__Exercise brief__
Please repeat all of the entries below word for word, leaving out the pictures.

__Records for processing__
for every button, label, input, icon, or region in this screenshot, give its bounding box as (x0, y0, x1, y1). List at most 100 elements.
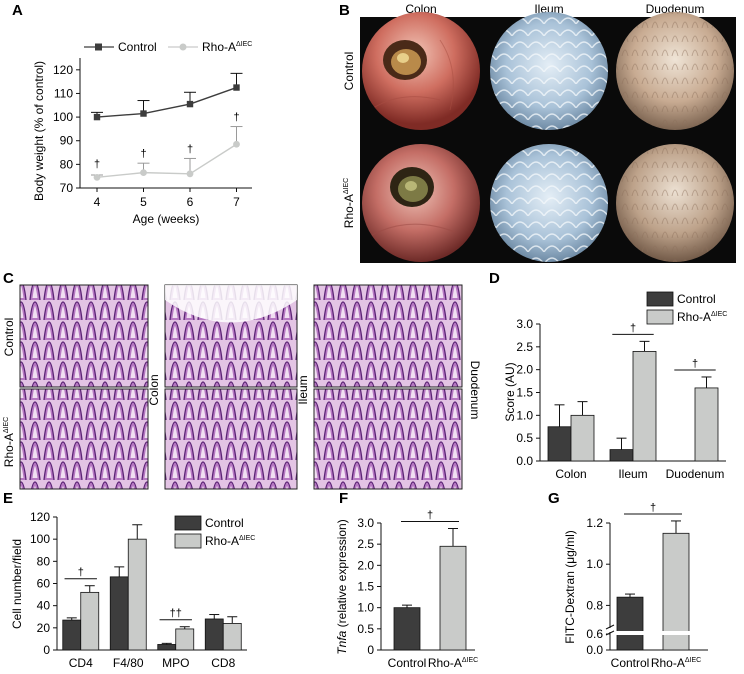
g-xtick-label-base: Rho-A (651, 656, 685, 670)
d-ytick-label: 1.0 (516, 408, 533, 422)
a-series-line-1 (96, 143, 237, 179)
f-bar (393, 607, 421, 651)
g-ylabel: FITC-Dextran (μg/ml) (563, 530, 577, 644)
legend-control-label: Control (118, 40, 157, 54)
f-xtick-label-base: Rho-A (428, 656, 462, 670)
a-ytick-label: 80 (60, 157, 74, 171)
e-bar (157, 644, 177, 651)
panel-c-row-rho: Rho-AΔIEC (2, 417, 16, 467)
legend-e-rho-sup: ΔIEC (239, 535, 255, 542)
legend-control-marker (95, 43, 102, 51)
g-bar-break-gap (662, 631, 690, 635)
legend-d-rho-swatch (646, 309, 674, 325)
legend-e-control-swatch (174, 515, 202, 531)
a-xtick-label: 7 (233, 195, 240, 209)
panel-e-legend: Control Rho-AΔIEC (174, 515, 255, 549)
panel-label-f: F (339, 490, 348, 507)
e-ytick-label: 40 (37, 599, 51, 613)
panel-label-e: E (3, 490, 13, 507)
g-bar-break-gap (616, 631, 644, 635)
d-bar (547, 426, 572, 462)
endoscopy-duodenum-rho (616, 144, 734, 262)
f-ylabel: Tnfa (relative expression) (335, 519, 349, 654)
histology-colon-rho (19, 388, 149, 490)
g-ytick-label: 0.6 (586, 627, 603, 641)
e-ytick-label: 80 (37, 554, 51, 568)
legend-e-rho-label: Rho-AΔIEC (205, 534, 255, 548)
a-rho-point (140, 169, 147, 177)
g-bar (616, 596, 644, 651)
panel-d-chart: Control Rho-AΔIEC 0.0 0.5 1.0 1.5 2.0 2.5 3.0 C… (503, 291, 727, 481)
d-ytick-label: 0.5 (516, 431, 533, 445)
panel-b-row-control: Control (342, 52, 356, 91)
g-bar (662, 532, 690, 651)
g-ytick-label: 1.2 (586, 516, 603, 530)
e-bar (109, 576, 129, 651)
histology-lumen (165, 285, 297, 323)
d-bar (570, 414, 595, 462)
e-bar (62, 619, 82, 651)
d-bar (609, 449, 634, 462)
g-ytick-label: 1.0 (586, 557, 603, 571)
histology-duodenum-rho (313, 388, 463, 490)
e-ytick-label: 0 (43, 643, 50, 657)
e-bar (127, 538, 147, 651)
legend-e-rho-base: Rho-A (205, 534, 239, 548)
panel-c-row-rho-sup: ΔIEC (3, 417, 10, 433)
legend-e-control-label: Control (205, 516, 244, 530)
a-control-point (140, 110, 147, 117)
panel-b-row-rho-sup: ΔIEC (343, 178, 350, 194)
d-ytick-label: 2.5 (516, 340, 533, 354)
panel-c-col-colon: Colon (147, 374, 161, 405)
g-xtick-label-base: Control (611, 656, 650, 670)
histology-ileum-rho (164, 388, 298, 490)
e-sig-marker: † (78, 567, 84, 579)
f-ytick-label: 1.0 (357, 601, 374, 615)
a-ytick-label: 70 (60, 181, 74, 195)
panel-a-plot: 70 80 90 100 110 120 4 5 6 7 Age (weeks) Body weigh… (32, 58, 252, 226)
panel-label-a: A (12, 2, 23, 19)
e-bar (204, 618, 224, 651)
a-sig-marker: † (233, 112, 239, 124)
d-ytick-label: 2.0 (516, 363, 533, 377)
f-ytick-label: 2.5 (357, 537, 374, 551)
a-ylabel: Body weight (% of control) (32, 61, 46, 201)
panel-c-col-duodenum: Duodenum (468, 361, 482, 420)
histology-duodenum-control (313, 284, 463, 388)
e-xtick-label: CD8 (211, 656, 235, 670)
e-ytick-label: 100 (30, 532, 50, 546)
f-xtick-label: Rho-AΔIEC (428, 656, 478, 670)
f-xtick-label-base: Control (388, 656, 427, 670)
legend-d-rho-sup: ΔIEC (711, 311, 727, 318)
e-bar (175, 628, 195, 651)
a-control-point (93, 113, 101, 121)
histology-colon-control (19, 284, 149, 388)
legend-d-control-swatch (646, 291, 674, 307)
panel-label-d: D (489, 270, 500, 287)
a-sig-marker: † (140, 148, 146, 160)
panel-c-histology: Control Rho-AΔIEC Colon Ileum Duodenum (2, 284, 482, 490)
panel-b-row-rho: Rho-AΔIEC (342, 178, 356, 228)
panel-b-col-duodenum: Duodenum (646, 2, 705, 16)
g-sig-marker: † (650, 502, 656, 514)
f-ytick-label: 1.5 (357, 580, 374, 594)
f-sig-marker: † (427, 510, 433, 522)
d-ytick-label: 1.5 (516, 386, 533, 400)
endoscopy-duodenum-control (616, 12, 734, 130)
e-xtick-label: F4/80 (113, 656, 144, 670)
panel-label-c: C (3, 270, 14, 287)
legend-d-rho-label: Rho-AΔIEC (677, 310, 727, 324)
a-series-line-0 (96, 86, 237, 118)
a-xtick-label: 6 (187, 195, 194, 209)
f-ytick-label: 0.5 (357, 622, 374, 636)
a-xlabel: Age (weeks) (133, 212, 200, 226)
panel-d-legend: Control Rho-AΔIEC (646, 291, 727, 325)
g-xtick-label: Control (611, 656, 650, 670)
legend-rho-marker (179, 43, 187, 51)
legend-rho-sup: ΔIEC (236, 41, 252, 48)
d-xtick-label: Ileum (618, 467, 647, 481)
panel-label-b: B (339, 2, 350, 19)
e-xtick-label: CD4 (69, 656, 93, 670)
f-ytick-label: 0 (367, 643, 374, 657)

__Output of the exercise__
for every button, label, input, icon, or region in this screenshot, give its bounding box as (x0, y0, x1, y1). List at most 100 elements.
g-xtick-label-base: Rho-A (651, 656, 685, 670)
d-ytick-label: 1.0 (516, 408, 533, 422)
a-series-line-1 (96, 143, 237, 179)
f-bar (393, 607, 421, 651)
g-ylabel: FITC-Dextran (μg/ml) (563, 530, 577, 644)
legend-control-label: Control (118, 40, 157, 54)
f-xtick-label-base: Rho-A (428, 656, 462, 670)
a-ytick-label: 80 (60, 157, 74, 171)
e-bar (157, 644, 177, 651)
panel-c-row-rho: Rho-AΔIEC (2, 417, 16, 467)
legend-e-rho-sup: ΔIEC (239, 535, 255, 542)
legend-control-marker (95, 43, 102, 51)
g-bar-break-gap (662, 631, 690, 635)
legend-d-rho-swatch (646, 309, 674, 325)
legend-e-control-swatch (174, 515, 202, 531)
a-xtick-label: 7 (233, 195, 240, 209)
panel-e-legend: Control Rho-AΔIEC (174, 515, 255, 549)
panel-label-f: F (339, 490, 348, 507)
e-ytick-label: 40 (37, 599, 51, 613)
panel-label-e: E (3, 490, 13, 507)
g-bar-break-gap (616, 631, 644, 635)
d-bar (547, 426, 572, 462)
endoscopy-duodenum-rho (616, 144, 734, 262)
f-ylabel: Tnfa (relative expression) (335, 519, 349, 654)
histology-colon-rho (19, 388, 149, 490)
g-ytick-label: 0.6 (586, 627, 603, 641)
e-ytick-label: 80 (37, 554, 51, 568)
legend-e-rho-label: Rho-AΔIEC (205, 534, 255, 548)
a-rho-point (140, 169, 147, 177)
g-bar (616, 596, 644, 651)
panel-d-chart: Control Rho-AΔIEC 0.0 0.5 1.0 1.5 2.0 2.5 3.0 C… (503, 291, 727, 481)
d-ytick-label: 0.5 (516, 431, 533, 445)
panel-b-row-control: Control (342, 52, 356, 91)
g-bar (662, 532, 690, 651)
g-ytick-label: 1.2 (586, 516, 603, 530)
e-bar (109, 576, 129, 651)
histology-lumen (165, 285, 297, 323)
d-bar (570, 414, 595, 462)
e-bar (62, 619, 82, 651)
d-bar (609, 449, 634, 462)
g-ytick-label: 1.0 (586, 557, 603, 571)
histology-duodenum-rho (313, 388, 463, 490)
e-ytick-label: 0 (43, 643, 50, 657)
e-bar (127, 538, 147, 651)
legend-e-rho-base: Rho-A (205, 534, 239, 548)
panel-c-row-rho-sup: ΔIEC (3, 417, 10, 433)
legend-e-control-label: Control (205, 516, 244, 530)
a-control-point (140, 110, 147, 117)
panel-b-row-rho-sup: ΔIEC (343, 178, 350, 194)
d-ytick-label: 2.5 (516, 340, 533, 354)
panel-c-col-colon: Colon (147, 374, 161, 405)
g-xtick-label-base: Control (611, 656, 650, 670)
histology-ileum-rho (164, 388, 298, 490)
e-sig-marker: † (78, 567, 84, 579)
f-ytick-label: 1.0 (357, 601, 374, 615)
a-ytick-label: 70 (60, 181, 74, 195)
panel-a-plot: 70 80 90 100 110 120 4 5 6 7 Age (weeks) Body weigh… (32, 58, 252, 226)
panel-label-a: A (12, 2, 23, 19)
e-bar (204, 618, 224, 651)
a-sig-marker: † (233, 112, 239, 124)
d-ytick-label: 2.0 (516, 363, 533, 377)
f-ytick-label: 2.5 (357, 537, 374, 551)
a-ylabel: Body weight (% of control) (32, 61, 46, 201)
panel-c-col-duodenum: Duodenum (468, 361, 482, 420)
histology-duodenum-control (313, 284, 463, 388)
e-xtick-label: CD8 (211, 656, 235, 670)
e-ytick-label: 100 (30, 532, 50, 546)
f-xtick-label: Rho-AΔIEC (428, 656, 478, 670)
f-xtick-label-base: Control (388, 656, 427, 670)
legend-d-rho-sup: ΔIEC (711, 311, 727, 318)
e-bar (175, 628, 195, 651)
a-control-point (93, 113, 101, 121)
histology-colon-control (19, 284, 149, 388)
legend-d-control-swatch (646, 291, 674, 307)
panel-label-d: D (489, 270, 500, 287)
a-sig-marker: † (140, 148, 146, 160)
panel-c-histology: Control Rho-AΔIEC Colon Ileum Duodenum (2, 284, 482, 490)
panel-b-row-rho: Rho-AΔIEC (342, 178, 356, 228)
panel-b-col-duodenum: Duodenum (646, 2, 705, 16)
g-sig-marker: † (650, 502, 656, 514)
f-ytick-label: 1.5 (357, 580, 374, 594)
f-sig-marker: † (427, 510, 433, 522)
d-ytick-label: 1.5 (516, 386, 533, 400)
endoscopy-duodenum-control (616, 12, 734, 130)
e-xtick-label: F4/80 (113, 656, 144, 670)
panel-label-c: C (3, 270, 14, 287)
legend-d-rho-label: Rho-AΔIEC (677, 310, 727, 324)
a-series-line-0 (96, 86, 237, 118)
a-xtick-label: 6 (187, 195, 194, 209)
f-ytick-label: 0.5 (357, 622, 374, 636)
a-xlabel: Age (weeks) (133, 212, 200, 226)
panel-d-legend: Control Rho-AΔIEC (646, 291, 727, 325)
g-xtick-label: Control (611, 656, 650, 670)
legend-rho-marker (179, 43, 187, 51)
legend-rho-sup: ΔIEC (236, 41, 252, 48)
d-xtick-label: Ileum (618, 467, 647, 481)
panel-label-b: B (339, 2, 350, 19)
e-xtick-label: CD4 (69, 656, 93, 670)
f-ytick-label: 0 (367, 643, 374, 657)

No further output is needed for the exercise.